▶ [WHAT YOU HAVE TO DO]:
Copy each line exactly. Drop every picture.

* * *

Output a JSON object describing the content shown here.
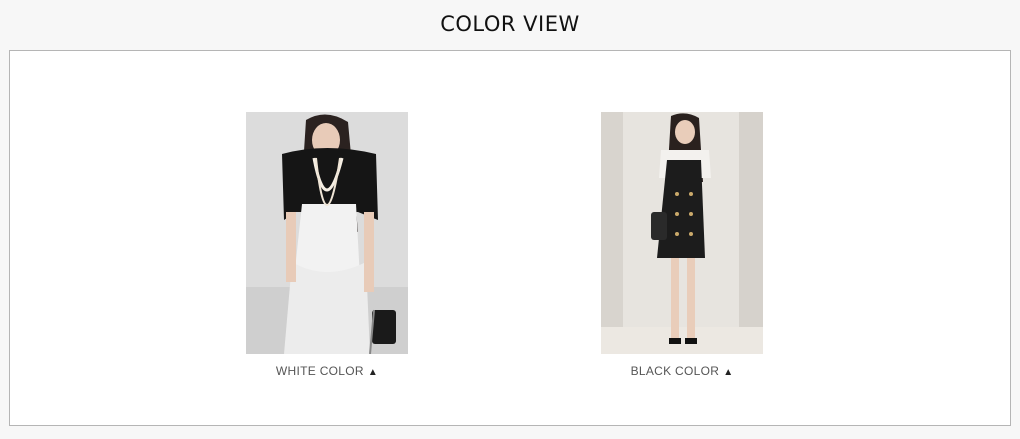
{
  "header": {
    "title": "COLOR VIEW"
  },
  "colors": [
    {
      "label": "WHITE COLOR",
      "arrow": "▲",
      "photo_alt": "white-dress-photo"
    },
    {
      "label": "BLACK COLOR",
      "arrow": "▲",
      "photo_alt": "black-dress-photo"
    }
  ]
}
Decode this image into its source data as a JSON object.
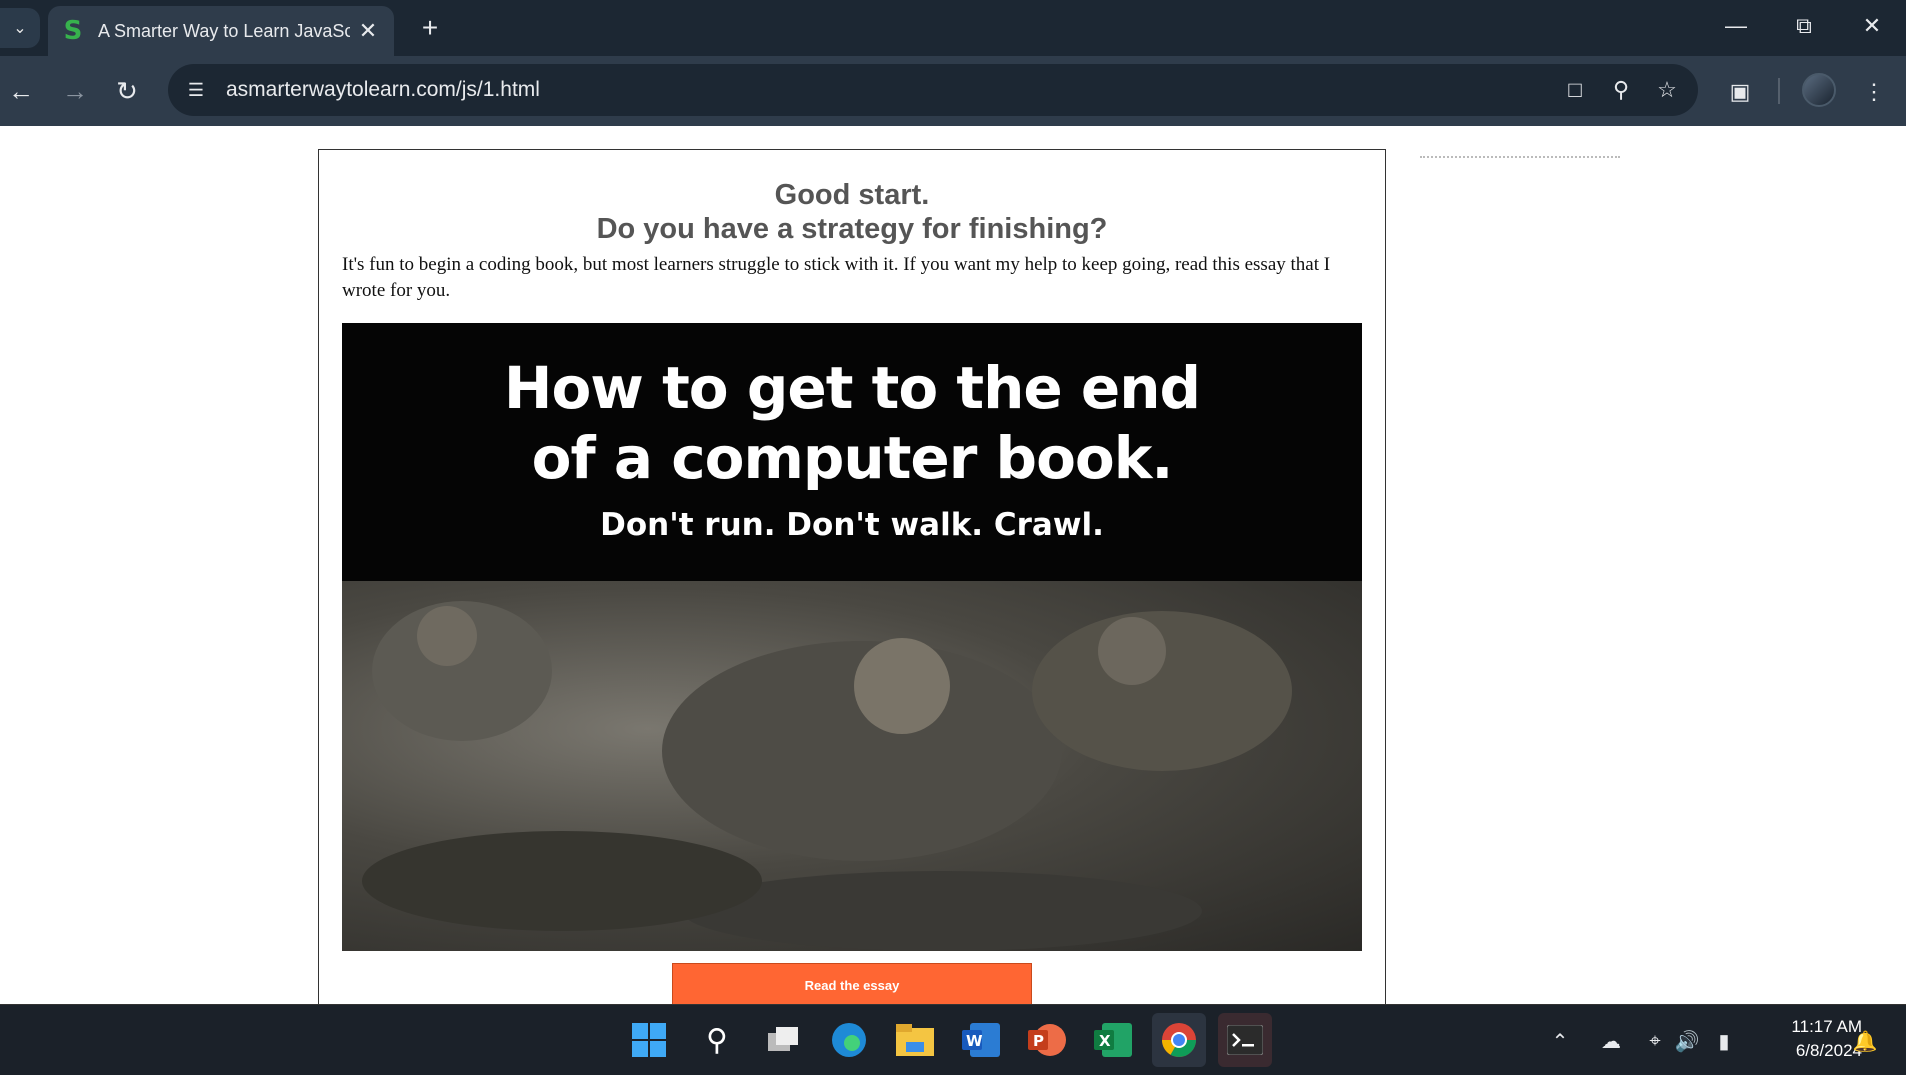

* * *

▶ [WRITTEN ANSWER]:
Output a JSON object describing the content shown here.
{
  "header": {
    "title": "COLOR VIEW"
  },
  "colors": [
    {
      "label": "WHITE COLOR",
      "arrow": "▲",
      "photo_alt": "white-dress-photo"
    },
    {
      "label": "BLACK COLOR",
      "arrow": "▲",
      "photo_alt": "black-dress-photo"
    }
  ]
}
Decode this image into its source data as a JSON object.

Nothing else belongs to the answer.